> Aim
Identify all lines in the data containing the string "para". Copy them out.

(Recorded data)

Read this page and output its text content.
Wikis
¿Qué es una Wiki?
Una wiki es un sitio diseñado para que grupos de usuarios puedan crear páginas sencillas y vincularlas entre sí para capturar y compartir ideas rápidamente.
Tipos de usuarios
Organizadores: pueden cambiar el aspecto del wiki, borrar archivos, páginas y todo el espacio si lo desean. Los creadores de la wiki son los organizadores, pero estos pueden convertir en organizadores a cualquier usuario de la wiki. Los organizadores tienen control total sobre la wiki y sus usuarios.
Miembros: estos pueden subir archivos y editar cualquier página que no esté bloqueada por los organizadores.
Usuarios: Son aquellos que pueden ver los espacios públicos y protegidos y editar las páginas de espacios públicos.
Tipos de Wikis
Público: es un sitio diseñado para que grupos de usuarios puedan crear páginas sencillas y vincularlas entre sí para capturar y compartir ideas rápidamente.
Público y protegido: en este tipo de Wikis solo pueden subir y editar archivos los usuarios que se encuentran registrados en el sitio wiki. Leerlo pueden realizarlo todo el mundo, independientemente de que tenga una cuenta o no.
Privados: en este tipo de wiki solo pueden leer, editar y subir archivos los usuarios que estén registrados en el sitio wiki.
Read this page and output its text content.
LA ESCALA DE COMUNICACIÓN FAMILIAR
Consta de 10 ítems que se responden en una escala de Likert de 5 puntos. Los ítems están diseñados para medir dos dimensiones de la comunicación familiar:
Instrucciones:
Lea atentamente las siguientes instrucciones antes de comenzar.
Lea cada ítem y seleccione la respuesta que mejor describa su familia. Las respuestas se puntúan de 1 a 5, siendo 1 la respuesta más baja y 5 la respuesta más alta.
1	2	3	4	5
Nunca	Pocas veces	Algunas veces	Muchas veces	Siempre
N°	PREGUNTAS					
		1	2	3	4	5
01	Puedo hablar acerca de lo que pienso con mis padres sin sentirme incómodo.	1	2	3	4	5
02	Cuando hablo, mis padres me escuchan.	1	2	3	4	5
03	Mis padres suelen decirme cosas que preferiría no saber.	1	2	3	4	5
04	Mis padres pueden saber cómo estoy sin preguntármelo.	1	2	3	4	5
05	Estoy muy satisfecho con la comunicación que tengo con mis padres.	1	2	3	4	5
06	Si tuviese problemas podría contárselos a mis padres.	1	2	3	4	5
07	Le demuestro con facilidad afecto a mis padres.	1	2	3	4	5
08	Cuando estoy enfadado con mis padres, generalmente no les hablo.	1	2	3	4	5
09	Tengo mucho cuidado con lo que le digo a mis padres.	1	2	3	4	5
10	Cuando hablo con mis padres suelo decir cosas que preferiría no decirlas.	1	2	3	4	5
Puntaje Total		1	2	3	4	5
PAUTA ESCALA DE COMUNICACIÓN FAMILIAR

> Answer to the task
Una wiki es un sitio diseñado para que grupos de usuarios puedan crear páginas sencillas y vincularlas entre sí para capturar y compartir ideas rápidamente.
Público: es un sitio diseñado para que grupos de usuarios puedan crear páginas sencillas y vincularlas entre sí para capturar y compartir ideas rápidamente.
Consta de 10 ítems que se responden en una escala de Likert de 5 puntos. Los ítems están diseñados para medir dos dimensiones de la comunicación familiar:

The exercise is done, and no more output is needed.